#### Raw data ####

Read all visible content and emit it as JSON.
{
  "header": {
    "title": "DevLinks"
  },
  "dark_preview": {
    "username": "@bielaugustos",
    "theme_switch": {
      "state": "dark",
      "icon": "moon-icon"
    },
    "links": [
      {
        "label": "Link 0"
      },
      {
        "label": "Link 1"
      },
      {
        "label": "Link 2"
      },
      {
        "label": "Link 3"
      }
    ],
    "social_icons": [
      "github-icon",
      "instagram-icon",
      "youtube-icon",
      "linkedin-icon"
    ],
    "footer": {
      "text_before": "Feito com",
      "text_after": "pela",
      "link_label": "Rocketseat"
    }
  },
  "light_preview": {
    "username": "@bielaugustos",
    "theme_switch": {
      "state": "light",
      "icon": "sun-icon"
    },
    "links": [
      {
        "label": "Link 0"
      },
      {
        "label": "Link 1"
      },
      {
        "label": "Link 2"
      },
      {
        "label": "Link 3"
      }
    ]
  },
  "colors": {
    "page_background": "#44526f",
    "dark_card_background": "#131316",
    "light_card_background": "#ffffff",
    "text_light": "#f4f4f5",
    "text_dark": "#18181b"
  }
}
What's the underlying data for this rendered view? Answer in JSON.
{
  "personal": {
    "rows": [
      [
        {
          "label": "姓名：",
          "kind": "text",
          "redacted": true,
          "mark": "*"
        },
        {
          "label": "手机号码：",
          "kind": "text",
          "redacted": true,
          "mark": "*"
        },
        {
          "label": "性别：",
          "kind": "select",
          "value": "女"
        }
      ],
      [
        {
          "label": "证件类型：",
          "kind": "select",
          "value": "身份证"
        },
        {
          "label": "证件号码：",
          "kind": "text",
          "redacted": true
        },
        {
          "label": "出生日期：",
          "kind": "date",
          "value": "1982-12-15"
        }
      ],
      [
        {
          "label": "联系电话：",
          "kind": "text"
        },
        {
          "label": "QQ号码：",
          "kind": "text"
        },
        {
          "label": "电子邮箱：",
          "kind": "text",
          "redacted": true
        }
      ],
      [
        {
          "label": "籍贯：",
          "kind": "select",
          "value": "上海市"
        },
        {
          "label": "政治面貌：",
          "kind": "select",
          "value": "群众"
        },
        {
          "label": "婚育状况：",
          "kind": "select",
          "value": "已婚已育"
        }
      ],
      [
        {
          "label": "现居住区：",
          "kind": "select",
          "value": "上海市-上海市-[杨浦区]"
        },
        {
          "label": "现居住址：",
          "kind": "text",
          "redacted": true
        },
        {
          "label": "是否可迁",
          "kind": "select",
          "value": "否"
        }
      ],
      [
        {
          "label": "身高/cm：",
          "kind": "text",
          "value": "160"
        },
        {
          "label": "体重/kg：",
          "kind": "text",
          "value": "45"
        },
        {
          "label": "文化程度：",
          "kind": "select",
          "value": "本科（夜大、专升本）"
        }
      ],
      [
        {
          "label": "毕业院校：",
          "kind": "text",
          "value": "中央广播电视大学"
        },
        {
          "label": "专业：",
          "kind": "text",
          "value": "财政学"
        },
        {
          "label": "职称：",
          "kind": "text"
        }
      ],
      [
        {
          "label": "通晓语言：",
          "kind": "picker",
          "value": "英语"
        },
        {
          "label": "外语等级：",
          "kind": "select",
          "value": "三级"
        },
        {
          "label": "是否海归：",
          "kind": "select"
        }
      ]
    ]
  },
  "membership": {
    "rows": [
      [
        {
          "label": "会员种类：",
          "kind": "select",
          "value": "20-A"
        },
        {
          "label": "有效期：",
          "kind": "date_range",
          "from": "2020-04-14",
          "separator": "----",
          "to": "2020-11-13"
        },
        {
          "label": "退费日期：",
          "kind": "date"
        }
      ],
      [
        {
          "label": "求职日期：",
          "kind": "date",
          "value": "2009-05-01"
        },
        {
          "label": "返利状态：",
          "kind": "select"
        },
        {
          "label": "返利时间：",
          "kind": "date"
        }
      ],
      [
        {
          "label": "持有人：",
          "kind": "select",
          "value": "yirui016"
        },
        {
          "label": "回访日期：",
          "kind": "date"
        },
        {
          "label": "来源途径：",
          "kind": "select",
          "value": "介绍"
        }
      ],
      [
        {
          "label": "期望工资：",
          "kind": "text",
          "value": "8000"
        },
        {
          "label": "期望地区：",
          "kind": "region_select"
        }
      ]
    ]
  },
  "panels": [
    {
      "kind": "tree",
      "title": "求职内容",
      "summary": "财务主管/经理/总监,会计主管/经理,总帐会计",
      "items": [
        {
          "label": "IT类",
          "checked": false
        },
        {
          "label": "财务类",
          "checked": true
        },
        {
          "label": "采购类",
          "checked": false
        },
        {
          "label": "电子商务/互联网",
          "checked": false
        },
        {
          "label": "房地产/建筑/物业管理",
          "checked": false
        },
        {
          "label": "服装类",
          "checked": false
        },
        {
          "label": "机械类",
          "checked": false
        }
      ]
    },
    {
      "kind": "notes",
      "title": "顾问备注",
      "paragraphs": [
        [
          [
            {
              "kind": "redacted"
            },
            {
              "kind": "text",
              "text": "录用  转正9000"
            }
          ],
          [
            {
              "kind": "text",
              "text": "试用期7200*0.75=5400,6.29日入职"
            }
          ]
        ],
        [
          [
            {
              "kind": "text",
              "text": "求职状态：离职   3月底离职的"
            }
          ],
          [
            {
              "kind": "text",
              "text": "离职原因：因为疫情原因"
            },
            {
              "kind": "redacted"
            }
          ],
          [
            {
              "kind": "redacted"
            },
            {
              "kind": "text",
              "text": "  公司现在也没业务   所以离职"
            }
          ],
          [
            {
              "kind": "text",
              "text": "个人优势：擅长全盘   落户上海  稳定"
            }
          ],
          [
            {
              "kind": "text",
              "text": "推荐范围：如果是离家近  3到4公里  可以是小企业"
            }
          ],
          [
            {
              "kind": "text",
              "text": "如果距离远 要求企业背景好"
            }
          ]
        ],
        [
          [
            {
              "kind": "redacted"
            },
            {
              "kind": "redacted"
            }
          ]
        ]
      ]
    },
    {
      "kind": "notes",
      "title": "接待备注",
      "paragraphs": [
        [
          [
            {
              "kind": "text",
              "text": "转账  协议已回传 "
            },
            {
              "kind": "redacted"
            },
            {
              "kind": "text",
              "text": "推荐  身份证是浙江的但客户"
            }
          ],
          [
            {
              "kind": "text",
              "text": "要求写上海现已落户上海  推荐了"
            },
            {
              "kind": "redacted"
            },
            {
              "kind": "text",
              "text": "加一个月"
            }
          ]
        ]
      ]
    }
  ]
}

####

Your objective
Only a number is wanted: how many lines above include "title"?

Answer for the task
4